## [Task to complete]
Return the records that follow, matching each one exactly.

[Stored items]
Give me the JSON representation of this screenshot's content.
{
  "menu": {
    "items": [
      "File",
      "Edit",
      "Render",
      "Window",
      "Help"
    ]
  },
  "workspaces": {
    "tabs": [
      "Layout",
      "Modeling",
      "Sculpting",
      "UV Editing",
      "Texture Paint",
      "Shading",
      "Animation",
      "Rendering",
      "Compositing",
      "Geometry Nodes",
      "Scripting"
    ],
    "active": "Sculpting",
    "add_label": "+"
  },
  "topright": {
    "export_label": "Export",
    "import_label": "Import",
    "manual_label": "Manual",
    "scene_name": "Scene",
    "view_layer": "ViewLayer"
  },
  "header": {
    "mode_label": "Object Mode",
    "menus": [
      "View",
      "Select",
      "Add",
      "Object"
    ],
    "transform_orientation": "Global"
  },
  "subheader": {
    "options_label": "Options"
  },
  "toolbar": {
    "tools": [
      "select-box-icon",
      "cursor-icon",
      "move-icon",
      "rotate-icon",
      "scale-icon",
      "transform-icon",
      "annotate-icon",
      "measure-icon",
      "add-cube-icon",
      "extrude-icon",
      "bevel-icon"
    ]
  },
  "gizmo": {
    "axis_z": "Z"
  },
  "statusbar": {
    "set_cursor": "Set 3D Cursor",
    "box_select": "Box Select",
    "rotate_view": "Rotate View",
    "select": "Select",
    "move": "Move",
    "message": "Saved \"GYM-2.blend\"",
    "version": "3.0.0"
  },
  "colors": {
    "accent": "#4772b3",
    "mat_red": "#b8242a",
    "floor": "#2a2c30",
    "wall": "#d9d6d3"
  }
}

## [Exercise result]
Give me the JSON representation of this screenshot's content.
{
  "menu": {
    "items": [
      "File",
      "Edit",
      "Render",
      "Window",
      "Help"
    ]
  },
  "workspaces": {
    "tabs": [
      "Layout",
      "Modeling",
      "Sculpting",
      "UV Editing",
      "Texture Paint",
      "Shading",
      "Animation",
      "Rendering",
      "Compositing",
      "Geometry Nodes",
      "Scripting"
    ],
    "active": "Sculpting",
    "add_label": "+"
  },
  "topright": {
    "export_label": "Export",
    "import_label": "Import",
    "manual_label": "Manual",
    "scene_name": "Scene",
    "view_layer": "ViewLayer"
  },
  "header": {
    "mode_label": "Object Mode",
    "menus": [
      "View",
      "Select",
      "Add",
      "Object"
    ],
    "transform_orientation": "Global"
  },
  "subheader": {
    "options_label": "Options"
  },
  "toolbar": {
    "tools": [
      "select-box-icon",
      "cursor-icon",
      "move-icon",
      "rotate-icon",
      "scale-icon",
      "transform-icon",
      "annotate-icon",
      "measure-icon",
      "add-cube-icon",
      "extrude-icon",
      "bevel-icon"
    ]
  },
  "gizmo": {
    "axis_z": "Z"
  },
  "statusbar": {
    "set_cursor": "Set 3D Cursor",
    "box_select": "Box Select",
    "rotate_view": "Rotate View",
    "select": "Select",
    "move": "Move",
    "message": "Saved \"GYM-2.blend\"",
    "version": "3.0.0"
  },
  "colors": {
    "accent": "#4772b3",
    "mat_red": "#b8242a",
    "floor": "#2a2c30",
    "wall": "#d9d6d3"
  }
}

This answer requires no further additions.